### TASK DETAILS
Find the lines with the string "this" and return them.

### DATA EXCERPTS

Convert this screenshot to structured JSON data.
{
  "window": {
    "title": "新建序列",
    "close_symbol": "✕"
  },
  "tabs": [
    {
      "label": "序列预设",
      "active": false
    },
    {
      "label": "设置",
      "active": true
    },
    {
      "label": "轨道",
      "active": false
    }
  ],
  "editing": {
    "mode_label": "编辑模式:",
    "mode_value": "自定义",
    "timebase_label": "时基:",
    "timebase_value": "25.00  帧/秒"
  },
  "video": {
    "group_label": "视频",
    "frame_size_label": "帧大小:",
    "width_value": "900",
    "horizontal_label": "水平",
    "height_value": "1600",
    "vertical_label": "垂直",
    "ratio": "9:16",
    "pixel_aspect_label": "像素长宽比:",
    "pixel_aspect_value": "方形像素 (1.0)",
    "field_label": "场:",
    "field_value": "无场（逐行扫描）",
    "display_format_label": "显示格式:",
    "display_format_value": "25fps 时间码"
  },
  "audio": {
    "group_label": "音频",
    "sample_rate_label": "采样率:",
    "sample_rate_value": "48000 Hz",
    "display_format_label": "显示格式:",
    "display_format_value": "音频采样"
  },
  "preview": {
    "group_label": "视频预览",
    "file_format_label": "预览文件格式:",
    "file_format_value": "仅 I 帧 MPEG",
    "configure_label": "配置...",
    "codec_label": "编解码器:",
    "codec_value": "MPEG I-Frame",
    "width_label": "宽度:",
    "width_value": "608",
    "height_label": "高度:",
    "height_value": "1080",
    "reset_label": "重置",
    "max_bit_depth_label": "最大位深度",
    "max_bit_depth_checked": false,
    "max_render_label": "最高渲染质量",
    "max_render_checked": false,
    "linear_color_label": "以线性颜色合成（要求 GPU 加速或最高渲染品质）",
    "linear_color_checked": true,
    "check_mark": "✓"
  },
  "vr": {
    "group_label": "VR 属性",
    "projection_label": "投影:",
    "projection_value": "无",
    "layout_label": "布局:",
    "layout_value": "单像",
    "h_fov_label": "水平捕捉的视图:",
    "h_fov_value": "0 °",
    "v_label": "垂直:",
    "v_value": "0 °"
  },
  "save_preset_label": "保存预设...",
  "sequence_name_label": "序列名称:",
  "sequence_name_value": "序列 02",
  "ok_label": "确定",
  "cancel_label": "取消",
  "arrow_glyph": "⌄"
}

...

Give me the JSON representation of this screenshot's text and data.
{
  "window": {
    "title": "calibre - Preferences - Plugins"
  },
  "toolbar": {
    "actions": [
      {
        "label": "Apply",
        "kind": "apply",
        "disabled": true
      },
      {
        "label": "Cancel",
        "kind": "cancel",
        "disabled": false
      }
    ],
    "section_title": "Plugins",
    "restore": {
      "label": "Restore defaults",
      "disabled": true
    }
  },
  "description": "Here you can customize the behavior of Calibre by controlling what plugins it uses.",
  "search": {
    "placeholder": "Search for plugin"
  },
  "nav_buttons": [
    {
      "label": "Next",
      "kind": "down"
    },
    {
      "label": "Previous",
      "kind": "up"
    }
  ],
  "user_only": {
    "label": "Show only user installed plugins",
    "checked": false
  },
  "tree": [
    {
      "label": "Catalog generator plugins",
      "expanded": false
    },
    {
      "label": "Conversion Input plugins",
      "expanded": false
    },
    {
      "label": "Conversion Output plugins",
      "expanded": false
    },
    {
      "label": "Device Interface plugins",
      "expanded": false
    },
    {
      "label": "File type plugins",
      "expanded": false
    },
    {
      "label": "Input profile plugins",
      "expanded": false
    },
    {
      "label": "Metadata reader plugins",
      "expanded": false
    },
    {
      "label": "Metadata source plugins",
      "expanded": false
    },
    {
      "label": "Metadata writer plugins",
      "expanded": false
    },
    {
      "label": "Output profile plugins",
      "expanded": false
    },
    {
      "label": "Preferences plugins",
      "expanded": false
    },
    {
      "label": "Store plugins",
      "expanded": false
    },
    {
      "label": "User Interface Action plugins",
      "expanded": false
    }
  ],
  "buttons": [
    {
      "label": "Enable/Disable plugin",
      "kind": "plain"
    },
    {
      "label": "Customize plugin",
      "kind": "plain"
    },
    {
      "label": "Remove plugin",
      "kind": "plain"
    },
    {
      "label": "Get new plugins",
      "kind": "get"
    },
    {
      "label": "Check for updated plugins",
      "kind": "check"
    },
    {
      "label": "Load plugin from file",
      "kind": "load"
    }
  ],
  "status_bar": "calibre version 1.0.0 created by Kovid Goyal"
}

### RESULT OF THE TASK
Convert this screenshot to structured JSON data.
Give me the JSON representation of this screenshot's text and data.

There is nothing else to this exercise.